**Input records:**
· · · ·
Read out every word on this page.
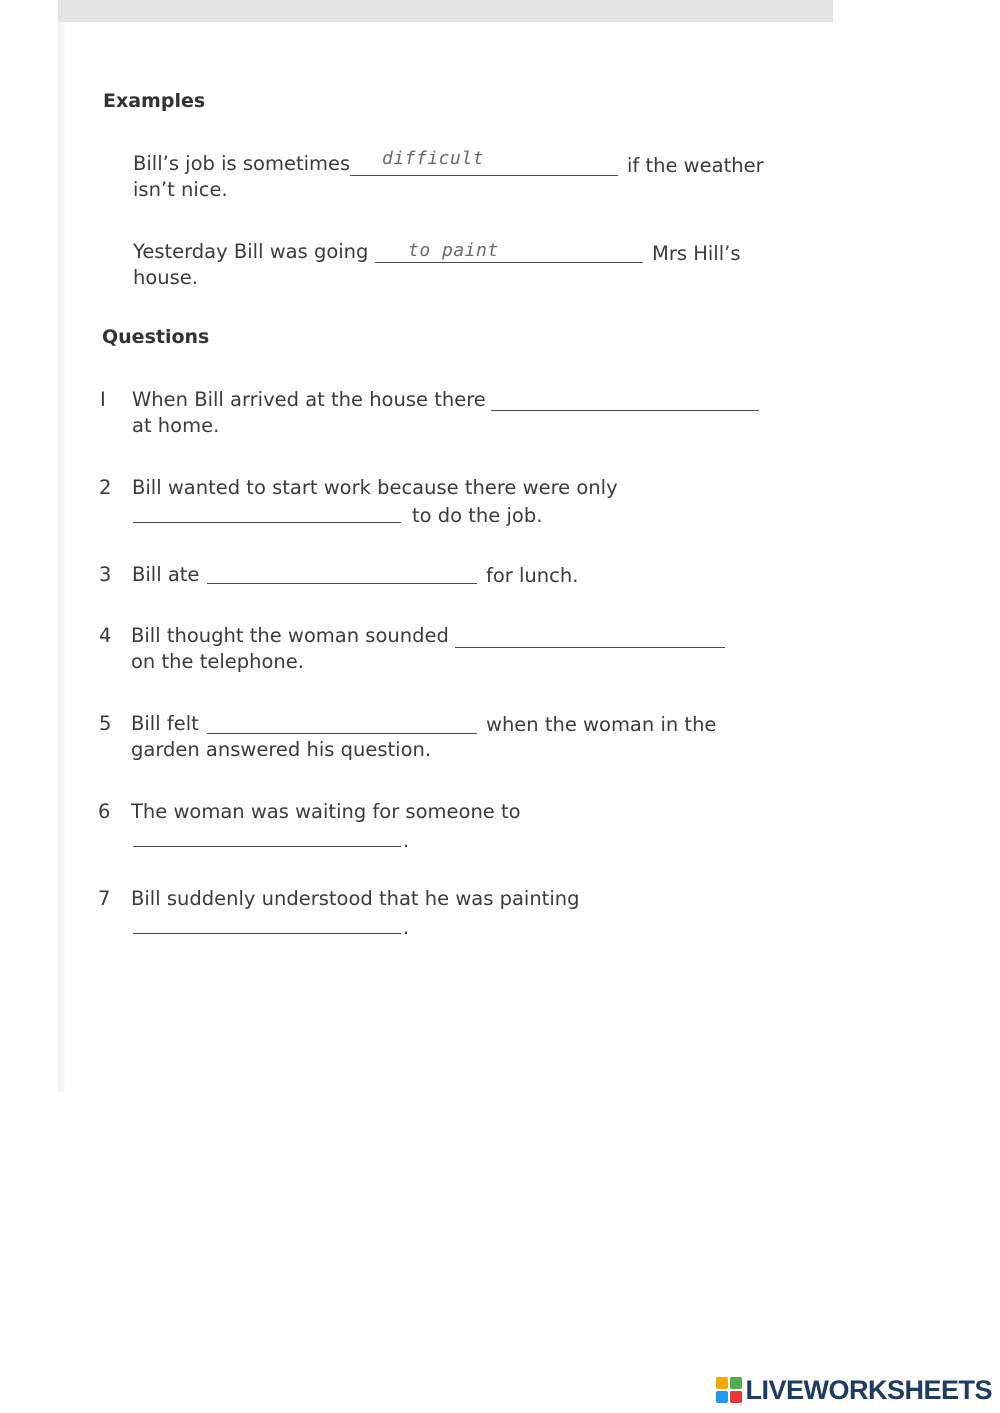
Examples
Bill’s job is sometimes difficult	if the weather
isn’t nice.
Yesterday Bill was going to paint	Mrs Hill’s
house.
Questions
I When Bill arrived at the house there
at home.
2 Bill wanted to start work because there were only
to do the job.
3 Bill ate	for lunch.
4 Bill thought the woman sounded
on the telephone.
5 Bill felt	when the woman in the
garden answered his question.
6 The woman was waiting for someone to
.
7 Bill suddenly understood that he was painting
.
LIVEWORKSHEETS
· · · ·
**Exercise brief:** Reproduce the entries above word for word. Pictures stay out.

**Output:**
Read out every word on this page.
Examples
Bill’s job is sometimes difficult	if the weather
isn’t nice.
Yesterday Bill was going to paint	Mrs Hill’s
house.
Questions
I When Bill arrived at the house there
at home.
2 Bill wanted to start work because there were only
to do the job.
3 Bill ate	for lunch.
4 Bill thought the woman sounded
on the telephone.
5 Bill felt	when the woman in the
garden answered his question.
6 The woman was waiting for someone to
.
7 Bill suddenly understood that he was painting
.
LIVEWORKSHEETS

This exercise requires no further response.